Find the line containing "What text is on this page?", then output it and every line after it through the end of the listing below, exactly as written.

━━━ EXERCISE DATA

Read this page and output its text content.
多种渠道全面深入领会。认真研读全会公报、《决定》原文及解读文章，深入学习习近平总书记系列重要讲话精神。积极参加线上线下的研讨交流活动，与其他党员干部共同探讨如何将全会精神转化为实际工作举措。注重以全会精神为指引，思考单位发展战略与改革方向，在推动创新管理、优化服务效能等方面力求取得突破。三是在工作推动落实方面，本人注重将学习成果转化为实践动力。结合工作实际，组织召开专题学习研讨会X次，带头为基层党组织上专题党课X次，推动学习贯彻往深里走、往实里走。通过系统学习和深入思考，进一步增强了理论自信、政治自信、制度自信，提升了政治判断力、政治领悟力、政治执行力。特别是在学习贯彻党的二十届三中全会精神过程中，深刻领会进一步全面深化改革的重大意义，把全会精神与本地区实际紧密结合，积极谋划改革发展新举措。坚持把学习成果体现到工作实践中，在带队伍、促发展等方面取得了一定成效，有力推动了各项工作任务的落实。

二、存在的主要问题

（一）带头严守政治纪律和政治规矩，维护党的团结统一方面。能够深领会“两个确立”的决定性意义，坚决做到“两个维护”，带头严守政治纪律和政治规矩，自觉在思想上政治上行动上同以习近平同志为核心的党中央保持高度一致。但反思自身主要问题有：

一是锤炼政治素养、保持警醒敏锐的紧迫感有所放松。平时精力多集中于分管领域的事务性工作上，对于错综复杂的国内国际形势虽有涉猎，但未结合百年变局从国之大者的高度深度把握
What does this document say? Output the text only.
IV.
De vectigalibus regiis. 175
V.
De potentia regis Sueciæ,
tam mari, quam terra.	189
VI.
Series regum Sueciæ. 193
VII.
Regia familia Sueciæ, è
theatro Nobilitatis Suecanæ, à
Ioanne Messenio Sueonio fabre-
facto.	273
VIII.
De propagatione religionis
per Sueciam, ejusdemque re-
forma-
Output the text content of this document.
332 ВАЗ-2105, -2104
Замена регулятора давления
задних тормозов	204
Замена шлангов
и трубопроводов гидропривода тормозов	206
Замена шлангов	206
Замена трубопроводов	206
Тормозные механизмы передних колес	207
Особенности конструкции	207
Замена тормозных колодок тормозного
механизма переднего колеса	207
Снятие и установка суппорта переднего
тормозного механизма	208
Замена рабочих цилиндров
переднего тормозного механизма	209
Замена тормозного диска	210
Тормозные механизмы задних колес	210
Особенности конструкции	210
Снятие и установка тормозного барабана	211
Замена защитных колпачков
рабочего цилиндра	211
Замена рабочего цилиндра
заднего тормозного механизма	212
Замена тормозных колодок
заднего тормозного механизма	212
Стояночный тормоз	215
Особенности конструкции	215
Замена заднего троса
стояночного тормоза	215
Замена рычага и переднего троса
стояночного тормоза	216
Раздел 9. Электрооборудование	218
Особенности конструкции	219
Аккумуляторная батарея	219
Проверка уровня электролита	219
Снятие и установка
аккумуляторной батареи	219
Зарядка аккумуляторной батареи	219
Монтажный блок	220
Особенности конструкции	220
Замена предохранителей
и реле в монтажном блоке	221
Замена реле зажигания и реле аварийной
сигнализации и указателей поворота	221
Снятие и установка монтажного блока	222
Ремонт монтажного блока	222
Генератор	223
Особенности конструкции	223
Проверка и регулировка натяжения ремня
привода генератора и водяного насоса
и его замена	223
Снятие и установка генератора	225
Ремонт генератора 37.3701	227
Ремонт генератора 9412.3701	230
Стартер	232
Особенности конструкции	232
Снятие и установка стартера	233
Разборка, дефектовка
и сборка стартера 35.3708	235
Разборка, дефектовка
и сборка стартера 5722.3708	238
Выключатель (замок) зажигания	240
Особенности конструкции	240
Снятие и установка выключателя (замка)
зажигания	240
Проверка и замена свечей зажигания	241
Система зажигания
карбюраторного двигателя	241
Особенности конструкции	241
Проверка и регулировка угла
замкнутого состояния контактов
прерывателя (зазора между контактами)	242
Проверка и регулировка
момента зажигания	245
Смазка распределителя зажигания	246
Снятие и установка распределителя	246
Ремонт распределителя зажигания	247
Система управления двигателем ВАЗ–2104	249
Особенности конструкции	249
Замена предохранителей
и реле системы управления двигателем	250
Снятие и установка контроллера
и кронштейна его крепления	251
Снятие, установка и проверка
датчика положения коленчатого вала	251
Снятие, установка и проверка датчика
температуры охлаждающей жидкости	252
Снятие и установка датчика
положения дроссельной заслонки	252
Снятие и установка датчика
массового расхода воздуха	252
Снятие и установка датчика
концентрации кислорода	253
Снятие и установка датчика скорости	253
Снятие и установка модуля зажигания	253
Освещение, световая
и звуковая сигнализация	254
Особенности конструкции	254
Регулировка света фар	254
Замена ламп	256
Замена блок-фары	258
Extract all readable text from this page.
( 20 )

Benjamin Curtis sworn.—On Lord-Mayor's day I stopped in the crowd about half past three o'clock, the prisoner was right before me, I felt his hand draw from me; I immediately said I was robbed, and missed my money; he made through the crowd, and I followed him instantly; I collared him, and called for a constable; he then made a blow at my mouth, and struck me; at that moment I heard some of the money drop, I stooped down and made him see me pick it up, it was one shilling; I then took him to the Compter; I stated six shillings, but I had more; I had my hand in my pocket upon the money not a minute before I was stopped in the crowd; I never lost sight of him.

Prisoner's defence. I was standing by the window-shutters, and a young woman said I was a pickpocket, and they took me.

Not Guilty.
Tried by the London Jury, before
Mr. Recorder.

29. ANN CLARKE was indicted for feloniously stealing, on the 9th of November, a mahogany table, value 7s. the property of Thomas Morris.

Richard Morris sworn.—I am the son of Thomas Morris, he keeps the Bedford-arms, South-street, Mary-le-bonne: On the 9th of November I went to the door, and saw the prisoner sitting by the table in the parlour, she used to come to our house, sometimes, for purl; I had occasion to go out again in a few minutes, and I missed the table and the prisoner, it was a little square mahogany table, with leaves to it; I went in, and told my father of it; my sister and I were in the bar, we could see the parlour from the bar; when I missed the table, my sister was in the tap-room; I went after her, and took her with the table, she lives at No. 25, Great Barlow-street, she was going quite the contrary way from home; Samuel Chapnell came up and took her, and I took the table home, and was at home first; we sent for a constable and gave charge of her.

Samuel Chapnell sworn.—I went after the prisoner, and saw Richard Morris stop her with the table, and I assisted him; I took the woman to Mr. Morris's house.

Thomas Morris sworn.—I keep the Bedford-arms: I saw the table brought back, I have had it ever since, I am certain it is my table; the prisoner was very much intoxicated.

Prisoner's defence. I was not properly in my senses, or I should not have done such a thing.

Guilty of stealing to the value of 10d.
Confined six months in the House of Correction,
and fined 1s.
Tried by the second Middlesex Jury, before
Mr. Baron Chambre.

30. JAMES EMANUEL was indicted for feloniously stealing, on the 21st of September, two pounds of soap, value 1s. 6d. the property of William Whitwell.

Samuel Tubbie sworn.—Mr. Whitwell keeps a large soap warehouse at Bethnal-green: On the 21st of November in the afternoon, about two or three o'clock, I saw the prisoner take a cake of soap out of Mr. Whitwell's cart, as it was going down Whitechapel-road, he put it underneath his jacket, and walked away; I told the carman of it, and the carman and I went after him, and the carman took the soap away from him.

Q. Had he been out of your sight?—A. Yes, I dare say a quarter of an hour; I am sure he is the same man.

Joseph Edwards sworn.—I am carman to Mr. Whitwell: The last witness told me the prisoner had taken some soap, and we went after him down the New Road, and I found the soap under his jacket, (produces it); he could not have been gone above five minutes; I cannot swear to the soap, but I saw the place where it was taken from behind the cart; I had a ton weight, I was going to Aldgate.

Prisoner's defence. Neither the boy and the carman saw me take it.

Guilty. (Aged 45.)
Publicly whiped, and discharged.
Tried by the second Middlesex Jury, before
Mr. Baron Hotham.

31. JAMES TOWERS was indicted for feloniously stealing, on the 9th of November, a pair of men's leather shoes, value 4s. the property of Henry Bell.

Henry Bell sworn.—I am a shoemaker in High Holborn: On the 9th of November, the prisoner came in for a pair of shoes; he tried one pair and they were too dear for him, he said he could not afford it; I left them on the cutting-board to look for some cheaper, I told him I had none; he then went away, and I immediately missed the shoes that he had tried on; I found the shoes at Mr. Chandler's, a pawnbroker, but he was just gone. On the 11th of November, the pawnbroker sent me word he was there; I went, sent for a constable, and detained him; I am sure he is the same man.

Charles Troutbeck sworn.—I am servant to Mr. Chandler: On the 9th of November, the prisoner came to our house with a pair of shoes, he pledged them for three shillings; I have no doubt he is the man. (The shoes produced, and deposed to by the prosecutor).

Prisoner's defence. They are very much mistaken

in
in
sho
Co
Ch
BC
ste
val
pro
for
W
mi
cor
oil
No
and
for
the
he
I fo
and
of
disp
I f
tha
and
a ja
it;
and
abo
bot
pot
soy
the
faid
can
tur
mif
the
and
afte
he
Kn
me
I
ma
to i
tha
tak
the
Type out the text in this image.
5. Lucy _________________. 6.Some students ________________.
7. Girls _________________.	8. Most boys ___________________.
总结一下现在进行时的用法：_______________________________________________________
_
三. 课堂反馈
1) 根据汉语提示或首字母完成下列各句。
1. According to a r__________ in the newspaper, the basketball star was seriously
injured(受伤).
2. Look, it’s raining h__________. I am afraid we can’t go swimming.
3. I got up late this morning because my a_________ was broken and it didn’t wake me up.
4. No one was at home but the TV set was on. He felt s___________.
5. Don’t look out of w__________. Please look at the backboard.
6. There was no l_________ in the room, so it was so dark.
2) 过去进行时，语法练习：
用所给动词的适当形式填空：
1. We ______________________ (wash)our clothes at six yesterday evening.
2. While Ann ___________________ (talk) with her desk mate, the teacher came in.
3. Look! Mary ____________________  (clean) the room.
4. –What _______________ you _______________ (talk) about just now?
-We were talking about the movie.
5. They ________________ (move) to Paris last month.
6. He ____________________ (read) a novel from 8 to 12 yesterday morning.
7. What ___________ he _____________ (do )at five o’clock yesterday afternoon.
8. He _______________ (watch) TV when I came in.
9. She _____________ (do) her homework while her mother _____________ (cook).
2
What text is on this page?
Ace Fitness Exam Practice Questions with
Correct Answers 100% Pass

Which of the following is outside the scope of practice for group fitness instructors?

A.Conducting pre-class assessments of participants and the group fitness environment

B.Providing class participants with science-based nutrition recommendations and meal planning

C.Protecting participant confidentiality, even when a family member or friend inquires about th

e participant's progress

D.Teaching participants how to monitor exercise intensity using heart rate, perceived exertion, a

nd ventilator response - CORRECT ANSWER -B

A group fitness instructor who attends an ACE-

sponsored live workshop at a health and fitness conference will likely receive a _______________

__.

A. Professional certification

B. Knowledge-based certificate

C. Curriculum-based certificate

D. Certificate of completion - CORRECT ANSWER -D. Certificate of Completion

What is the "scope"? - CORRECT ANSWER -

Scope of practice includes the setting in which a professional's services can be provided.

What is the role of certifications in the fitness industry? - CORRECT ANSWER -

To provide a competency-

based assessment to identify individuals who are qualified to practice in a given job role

━━━━━━

-- SOLUTION --
What text is on this page?
Ace Fitness Exam Practice Questions with
Correct Answers 100% Pass

Which of the following is outside the scope of practice for group fitness instructors?

A.Conducting pre-class assessments of participants and the group fitness environment

B.Providing class participants with science-based nutrition recommendations and meal planning

C.Protecting participant confidentiality, even when a family member or friend inquires about th

e participant's progress

D.Teaching participants how to monitor exercise intensity using heart rate, perceived exertion, a

nd ventilator response - CORRECT ANSWER -B

A group fitness instructor who attends an ACE-

sponsored live workshop at a health and fitness conference will likely receive a _______________

__.

A. Professional certification

B. Knowledge-based certificate

C. Curriculum-based certificate

D. Certificate of completion - CORRECT ANSWER -D. Certificate of Completion

What is the "scope"? - CORRECT ANSWER -

Scope of practice includes the setting in which a professional's services can be provided.

What is the role of certifications in the fitness industry? - CORRECT ANSWER -

To provide a competency-

based assessment to identify individuals who are qualified to practice in a given job role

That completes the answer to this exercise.